Chase loves toys. He is especially fond of colorful stuffed animals with a squeaker inside and believes that it is his mission in life to frantically dig and pull all stuffing out in order to remove and destroy the squeaker. I have previously mentioned my financial support of the pet stores and they have a wide selection of dog toys. I feel they are also clever by allowing owners to bring their dogs into the store. Chase enjoys shopping for toys and looks adorable carrying one in his mouth, tail happily wagging, to the cash register. I have spent more money simply because my dog looks cute doing something. As a puppy, he enjoyed the “Kong” so long as I filled it with peanut butter and would be entertained for the duration of the creamy snack inside. He also enjoyed the heels of my shoes, headphone cords and antique oriental rugs so it was critical to keep the Kong filled with peanut butter. Chase was not very impressed with those dog toys that have no fluff or squeakers inside. To him it was similar to having a non-alcoholic beer…a complete waste of time, effort and money.
The toys that I discovered lasted the longest and were most treasured by Chase were regular children’s stuffed animals. I find them at the Goodwill and other thrift stores for under a dollar apiece and have also discovered them at garage sales. At a recent garage sale, there was a bin filled to capacity with plush bunnies. As my talkative mother chatted up the owner of the bunny bin, she discovered that the woman proudly collected all things rabbit and her husband was forcing her to downsize her collection. I selected a bunny from the bin, handed the woman a dollar, and dragged my mother down the driveway before she could reveal my intentions to present the bunny to my dog for his chewing pleasure. Because of the woman’s passion for bunnies, I didn’t have the heart to tell her the fate of the toy and hissed under my breath at my mother to stop talking.
My experience with purchasing second hand stuffed animals has proven to me that they last longer than the pet store toys, they are easier on your wallet and less likely to be completely destroyed in search of the evil squeaker. I am always careful to squeeze the stuffed animal like a package of Charmin toilet paper to make sure there are no small pellets or beans in the bottom. I’m not sure if they are toxic to dogs but I do know that Chase has pulled them out on a penguin given to him by my sister and, once strewn across the floor, are very hard to clean.
A few toys purchased have been for my own amusement. I presented Chase with a gigantic plush flower with a large stem that could be bent and twisted. He would gleefully parade around the house with it firmly clutched in his teeth and run full speed ahead at the doorways simply to get stuck as the flower was too big to fit. Chase would back into the doorway, drop the flower and then grip the end to drag it lengthways into the next room. He enjoyed an Easter Bunny that sang an old “Easter Bonnet” song when pressed in the center of its belly. Chase would work his teeth around the center until the song would play, jump back and bark along. He currently covets my father’s Walter the Farting Dog toy which is placed out of reach above my dad’s computer.
There are so many joys to having a dog as part of your life, but to me, there is nothing better than watching my English setter race manically around with a favorite toy in his mouth shaking his head back and forth, trying to tempt anyone to take the evenly coated, drool covered, unrecognizable, tattered and torn, bargain bunny-bin animal from his grip.

MATERIAL PROVIDED
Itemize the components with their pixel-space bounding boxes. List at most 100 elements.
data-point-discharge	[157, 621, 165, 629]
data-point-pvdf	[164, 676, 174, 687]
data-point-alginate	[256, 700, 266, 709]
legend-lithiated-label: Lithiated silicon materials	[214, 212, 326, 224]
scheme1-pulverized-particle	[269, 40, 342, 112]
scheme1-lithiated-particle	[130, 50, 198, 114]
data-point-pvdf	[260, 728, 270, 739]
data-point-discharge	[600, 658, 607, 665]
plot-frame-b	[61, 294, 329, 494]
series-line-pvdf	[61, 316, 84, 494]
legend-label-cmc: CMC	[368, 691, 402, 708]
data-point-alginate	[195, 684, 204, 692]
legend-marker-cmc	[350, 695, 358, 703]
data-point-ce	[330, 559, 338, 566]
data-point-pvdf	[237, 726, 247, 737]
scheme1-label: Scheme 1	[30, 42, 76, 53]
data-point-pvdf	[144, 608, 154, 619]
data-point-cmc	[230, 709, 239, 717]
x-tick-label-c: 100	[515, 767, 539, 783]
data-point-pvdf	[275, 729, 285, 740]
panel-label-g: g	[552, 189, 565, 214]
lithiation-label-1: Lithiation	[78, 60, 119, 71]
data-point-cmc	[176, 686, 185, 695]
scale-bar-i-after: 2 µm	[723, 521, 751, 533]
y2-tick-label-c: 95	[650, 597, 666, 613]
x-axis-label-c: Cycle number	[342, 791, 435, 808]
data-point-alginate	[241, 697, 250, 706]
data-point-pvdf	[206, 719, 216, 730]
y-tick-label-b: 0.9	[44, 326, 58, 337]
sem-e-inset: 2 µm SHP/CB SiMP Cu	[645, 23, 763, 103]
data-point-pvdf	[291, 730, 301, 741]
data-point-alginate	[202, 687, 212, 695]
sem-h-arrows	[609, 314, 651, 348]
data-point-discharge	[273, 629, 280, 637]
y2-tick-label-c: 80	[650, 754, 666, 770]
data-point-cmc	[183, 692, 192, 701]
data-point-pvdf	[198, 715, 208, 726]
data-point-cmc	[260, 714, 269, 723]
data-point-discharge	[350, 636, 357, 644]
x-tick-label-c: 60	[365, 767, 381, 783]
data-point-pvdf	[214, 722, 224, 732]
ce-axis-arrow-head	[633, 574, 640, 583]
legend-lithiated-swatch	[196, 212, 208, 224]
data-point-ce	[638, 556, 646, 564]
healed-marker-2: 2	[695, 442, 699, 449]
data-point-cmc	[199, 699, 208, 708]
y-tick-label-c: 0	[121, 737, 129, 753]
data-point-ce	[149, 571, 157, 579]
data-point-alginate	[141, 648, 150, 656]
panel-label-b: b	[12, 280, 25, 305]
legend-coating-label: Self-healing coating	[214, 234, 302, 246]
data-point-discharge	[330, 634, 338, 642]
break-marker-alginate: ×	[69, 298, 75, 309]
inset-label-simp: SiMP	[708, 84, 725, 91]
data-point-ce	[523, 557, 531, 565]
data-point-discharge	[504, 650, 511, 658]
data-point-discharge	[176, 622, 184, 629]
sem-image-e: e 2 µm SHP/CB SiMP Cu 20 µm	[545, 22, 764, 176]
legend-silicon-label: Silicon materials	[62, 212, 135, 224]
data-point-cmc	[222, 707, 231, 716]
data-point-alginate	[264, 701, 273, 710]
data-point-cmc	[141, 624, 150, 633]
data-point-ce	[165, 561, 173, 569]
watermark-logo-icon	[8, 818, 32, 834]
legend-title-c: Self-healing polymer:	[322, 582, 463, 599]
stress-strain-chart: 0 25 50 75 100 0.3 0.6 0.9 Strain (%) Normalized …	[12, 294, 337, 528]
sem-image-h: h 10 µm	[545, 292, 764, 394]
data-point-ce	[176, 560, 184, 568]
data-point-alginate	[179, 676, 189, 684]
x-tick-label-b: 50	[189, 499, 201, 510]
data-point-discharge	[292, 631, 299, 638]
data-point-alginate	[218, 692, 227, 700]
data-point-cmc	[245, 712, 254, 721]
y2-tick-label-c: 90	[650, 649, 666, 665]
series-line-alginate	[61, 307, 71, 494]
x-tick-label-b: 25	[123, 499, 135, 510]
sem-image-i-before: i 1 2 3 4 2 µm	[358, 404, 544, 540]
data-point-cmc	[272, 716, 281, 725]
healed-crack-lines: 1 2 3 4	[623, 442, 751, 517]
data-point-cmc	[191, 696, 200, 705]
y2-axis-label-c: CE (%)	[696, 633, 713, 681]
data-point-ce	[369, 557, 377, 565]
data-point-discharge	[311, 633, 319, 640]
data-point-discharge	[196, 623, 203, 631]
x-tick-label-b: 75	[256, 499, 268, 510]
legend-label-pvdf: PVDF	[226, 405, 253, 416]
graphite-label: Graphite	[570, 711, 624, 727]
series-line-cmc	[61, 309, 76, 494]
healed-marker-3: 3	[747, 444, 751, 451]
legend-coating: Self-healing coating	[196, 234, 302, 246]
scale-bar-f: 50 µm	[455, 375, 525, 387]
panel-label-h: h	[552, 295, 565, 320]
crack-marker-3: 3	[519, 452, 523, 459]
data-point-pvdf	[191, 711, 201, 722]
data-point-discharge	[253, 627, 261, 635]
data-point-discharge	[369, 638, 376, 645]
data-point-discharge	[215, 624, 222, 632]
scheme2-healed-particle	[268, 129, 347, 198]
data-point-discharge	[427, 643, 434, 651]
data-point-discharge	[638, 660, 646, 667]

ASSIGNED TASK
Answer these from the piece about Chase's toys:
(a) Where does the writer find the children's stuffed animals, and what do they cost at thrift stores?
(b) What is the writer checking for when squeezing a stuffed animal?
(c) Where is the Walter the Farting Dog toy kept?

ANSWER BOX
(a) At Goodwill, other thrift stores and garage sales; at thrift stores they cost under a dollar apiece.
(b) Small pellets or beans in the bottom.
(c) Out of reach, above the writer's dad's computer.